Collected data entries
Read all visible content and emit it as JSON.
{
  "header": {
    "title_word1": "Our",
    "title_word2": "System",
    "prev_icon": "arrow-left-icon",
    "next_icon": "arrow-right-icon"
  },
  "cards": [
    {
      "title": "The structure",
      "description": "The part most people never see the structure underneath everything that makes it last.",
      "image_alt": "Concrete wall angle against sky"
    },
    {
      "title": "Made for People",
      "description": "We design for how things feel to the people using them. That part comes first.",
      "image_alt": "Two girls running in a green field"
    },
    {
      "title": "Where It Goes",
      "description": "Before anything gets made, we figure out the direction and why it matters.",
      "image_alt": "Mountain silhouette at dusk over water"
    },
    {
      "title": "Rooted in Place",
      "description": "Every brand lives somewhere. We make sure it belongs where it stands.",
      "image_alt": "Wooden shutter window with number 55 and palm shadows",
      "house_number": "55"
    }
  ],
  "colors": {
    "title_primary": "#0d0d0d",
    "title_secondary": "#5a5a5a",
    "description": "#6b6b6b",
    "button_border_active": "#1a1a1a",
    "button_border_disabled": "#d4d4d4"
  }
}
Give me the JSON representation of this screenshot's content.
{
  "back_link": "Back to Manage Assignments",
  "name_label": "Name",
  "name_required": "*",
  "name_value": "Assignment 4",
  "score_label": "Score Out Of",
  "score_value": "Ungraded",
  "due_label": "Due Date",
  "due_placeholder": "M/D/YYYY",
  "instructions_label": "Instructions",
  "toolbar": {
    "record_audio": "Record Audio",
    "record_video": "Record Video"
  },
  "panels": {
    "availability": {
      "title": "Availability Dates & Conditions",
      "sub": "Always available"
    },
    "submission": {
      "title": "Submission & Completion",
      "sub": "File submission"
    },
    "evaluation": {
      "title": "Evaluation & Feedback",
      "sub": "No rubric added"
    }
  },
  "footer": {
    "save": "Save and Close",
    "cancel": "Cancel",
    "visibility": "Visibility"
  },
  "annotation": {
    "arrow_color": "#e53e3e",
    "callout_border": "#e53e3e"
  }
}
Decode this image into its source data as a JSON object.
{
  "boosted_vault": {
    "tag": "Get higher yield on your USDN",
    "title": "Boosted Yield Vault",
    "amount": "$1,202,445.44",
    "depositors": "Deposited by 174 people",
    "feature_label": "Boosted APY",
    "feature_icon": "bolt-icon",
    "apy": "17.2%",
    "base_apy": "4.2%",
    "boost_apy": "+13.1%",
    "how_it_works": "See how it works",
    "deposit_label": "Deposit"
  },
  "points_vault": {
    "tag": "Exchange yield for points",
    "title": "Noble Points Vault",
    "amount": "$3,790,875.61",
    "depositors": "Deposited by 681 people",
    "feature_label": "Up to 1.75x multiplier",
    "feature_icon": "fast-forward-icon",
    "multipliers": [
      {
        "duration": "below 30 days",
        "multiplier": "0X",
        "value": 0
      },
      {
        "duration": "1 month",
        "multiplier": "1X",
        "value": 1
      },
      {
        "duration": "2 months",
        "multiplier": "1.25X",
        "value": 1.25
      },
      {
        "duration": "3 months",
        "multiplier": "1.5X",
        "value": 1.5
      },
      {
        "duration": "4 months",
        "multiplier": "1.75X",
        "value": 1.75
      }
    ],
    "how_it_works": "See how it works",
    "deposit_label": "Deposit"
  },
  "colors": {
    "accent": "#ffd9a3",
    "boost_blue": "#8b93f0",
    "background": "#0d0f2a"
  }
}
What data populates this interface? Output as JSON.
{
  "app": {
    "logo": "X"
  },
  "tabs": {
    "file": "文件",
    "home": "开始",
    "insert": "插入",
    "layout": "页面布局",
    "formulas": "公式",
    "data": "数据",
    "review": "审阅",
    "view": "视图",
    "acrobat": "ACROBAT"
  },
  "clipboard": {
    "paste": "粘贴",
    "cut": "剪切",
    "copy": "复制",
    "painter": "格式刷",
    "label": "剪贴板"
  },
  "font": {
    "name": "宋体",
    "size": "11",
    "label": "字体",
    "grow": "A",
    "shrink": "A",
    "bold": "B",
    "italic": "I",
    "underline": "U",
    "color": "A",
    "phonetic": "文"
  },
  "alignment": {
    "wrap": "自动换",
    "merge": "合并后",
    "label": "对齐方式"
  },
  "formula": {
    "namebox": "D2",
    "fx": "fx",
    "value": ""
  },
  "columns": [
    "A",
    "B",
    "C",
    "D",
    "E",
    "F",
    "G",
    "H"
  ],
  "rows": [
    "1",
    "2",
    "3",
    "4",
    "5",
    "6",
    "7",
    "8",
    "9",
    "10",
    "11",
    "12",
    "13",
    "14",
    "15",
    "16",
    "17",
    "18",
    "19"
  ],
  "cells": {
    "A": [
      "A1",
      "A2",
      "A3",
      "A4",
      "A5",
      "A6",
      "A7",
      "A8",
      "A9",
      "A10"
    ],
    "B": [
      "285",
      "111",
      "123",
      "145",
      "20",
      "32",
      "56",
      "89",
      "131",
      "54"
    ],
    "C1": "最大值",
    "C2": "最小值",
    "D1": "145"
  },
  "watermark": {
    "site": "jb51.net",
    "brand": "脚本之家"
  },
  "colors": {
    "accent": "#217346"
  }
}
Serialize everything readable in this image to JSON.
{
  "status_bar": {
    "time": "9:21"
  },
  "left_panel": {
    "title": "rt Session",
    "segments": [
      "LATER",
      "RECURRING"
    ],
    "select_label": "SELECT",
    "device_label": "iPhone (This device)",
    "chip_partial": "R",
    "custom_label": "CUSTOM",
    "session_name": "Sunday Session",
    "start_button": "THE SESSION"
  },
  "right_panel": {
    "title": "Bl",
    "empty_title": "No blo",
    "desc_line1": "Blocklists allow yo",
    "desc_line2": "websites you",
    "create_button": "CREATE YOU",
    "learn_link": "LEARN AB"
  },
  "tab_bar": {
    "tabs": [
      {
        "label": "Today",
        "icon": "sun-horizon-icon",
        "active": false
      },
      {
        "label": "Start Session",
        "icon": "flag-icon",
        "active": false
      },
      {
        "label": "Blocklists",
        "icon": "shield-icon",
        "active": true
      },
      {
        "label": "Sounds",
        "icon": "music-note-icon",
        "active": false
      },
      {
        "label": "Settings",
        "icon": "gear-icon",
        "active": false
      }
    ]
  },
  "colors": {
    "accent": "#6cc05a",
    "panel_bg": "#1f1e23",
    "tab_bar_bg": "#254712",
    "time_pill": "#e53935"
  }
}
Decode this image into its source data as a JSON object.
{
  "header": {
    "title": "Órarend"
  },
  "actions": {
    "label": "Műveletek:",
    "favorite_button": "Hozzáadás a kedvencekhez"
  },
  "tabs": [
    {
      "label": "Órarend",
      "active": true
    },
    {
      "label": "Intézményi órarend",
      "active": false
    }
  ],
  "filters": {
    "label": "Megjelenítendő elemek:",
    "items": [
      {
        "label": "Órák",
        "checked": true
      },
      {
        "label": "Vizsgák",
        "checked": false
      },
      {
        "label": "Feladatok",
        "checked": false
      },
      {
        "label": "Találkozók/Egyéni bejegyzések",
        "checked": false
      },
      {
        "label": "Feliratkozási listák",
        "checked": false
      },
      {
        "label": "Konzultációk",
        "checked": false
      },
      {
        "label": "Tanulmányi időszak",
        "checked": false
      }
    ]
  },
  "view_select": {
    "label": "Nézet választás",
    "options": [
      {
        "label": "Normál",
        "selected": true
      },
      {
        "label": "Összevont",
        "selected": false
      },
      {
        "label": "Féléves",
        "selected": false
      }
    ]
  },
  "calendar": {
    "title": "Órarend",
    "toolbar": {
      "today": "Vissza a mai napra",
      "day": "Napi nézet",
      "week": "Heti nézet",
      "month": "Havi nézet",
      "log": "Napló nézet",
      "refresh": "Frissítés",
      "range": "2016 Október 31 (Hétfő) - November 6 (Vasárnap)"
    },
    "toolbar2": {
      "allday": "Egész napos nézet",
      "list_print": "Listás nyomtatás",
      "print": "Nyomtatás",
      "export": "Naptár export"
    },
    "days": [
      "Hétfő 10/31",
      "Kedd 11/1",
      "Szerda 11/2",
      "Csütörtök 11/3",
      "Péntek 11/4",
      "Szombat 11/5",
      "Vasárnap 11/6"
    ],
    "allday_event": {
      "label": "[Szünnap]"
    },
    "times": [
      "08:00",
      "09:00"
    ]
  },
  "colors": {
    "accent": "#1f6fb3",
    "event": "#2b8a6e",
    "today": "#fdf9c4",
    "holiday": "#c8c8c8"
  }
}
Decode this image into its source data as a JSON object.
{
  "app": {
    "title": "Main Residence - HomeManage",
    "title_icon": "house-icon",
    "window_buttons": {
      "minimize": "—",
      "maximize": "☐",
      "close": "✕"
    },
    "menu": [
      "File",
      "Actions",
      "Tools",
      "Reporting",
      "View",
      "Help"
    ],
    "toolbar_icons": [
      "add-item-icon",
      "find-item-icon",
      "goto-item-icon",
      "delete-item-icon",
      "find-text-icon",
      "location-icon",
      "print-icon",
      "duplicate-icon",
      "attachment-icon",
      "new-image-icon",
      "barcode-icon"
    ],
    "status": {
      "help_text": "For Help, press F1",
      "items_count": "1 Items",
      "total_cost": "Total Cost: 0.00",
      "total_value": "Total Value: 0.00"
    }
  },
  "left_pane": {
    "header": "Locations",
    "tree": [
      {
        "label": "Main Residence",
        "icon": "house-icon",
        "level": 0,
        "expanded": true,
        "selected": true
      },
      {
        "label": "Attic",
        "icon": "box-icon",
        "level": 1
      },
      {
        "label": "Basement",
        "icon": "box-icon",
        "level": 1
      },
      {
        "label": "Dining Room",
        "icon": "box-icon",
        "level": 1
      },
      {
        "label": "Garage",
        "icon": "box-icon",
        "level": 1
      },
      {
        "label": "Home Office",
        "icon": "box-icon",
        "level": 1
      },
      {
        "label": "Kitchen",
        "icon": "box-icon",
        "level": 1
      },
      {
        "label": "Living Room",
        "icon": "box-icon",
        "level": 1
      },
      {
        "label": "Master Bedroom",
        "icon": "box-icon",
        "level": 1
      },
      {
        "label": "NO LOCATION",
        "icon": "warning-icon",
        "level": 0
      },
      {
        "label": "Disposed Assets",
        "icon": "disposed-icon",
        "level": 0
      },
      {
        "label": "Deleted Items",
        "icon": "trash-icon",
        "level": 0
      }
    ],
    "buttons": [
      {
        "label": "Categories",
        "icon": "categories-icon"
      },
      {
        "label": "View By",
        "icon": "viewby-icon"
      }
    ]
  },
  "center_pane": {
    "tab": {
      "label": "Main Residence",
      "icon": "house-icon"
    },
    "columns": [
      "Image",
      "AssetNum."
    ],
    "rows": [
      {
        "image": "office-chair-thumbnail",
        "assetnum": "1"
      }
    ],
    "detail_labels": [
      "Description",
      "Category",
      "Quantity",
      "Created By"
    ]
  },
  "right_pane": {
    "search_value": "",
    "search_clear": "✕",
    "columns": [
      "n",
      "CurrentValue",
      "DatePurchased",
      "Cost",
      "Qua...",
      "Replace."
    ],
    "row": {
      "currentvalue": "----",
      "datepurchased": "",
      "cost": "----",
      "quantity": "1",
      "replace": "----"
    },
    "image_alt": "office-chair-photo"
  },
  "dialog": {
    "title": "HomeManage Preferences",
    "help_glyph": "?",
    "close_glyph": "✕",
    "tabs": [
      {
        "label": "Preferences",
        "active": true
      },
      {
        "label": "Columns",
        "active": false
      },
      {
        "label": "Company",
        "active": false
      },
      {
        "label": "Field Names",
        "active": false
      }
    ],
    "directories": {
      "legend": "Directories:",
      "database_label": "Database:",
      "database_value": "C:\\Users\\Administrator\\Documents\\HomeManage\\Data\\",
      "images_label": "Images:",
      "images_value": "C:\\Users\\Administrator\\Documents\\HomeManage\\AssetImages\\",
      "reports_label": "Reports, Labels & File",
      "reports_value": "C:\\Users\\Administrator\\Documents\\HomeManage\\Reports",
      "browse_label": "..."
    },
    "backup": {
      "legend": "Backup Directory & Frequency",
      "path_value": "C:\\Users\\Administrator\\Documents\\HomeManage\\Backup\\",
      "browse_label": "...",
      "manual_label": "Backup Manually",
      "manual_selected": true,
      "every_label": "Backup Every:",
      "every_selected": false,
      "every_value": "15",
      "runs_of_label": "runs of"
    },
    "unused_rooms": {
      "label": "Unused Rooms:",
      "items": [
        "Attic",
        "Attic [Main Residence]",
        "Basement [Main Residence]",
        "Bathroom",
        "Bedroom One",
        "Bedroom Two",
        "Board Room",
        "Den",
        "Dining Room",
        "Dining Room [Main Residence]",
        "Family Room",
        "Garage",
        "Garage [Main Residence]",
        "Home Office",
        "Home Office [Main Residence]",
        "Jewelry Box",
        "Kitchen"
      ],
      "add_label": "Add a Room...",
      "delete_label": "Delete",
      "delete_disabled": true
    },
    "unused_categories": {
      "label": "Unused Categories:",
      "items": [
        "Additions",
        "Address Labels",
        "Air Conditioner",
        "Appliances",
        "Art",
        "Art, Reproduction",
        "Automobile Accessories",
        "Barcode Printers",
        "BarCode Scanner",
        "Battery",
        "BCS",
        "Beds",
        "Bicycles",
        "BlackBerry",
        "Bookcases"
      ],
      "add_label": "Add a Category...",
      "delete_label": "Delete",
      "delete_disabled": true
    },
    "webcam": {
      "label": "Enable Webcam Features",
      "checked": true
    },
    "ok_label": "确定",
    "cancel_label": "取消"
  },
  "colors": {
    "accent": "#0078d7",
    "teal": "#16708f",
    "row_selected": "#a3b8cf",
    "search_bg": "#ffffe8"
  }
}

* _REQUIREMENT_
Which lines contain "chair"? Show each of them.

* _ANSWER TO THIS PROBLEM_
        "image": "office-chair-thumbnail",
    "image_alt": "office-chair-photo"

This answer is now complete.